Task description: Report how many lines below contain the word "modelPath", and give only that number.

Material provided:

-- START --

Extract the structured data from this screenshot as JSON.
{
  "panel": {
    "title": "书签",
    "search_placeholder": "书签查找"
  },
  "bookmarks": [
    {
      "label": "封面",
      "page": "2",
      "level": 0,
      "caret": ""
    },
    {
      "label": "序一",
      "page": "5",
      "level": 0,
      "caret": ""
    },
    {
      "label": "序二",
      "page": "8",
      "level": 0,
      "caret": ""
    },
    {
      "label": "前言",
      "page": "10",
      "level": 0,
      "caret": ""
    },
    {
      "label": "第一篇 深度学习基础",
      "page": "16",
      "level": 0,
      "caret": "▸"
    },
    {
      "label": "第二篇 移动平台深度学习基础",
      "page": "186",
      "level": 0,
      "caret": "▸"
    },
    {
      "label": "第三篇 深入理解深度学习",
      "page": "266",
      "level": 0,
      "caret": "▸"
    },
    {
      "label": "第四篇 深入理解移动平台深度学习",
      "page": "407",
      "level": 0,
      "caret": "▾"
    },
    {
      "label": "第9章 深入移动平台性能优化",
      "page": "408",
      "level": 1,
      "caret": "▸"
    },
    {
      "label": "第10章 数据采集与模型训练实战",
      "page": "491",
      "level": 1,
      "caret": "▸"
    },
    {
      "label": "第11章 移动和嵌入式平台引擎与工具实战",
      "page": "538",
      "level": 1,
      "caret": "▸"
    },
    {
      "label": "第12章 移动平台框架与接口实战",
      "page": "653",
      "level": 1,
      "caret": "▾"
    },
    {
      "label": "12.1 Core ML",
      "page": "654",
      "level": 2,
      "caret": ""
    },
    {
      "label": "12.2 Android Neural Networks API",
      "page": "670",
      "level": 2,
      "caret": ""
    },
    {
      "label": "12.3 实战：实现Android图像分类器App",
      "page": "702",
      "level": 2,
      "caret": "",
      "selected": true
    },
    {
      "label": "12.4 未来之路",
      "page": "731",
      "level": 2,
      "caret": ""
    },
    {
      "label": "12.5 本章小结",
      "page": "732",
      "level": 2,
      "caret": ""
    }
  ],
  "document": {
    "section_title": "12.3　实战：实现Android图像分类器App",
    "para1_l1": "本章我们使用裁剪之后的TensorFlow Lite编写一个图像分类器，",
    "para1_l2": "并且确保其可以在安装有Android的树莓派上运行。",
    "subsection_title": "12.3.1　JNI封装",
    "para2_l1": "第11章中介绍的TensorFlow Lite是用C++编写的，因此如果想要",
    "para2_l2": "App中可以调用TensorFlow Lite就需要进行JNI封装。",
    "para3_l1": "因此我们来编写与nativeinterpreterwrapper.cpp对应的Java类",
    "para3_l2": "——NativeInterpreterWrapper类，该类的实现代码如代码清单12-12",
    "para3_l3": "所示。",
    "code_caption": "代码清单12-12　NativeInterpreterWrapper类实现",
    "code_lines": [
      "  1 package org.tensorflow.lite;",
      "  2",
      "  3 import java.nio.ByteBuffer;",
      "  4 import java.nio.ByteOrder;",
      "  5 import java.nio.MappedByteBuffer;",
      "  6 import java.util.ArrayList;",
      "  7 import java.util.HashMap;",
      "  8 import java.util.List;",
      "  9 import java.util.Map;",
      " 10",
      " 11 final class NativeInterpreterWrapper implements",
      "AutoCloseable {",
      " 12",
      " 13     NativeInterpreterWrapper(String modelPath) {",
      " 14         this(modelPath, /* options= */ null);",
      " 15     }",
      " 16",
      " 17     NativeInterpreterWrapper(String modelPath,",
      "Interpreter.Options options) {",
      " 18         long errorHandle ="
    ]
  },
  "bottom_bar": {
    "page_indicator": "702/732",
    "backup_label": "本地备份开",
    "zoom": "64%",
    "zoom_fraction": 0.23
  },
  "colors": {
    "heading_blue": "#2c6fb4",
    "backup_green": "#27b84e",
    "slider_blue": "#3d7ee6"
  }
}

-- END --

The solution: 3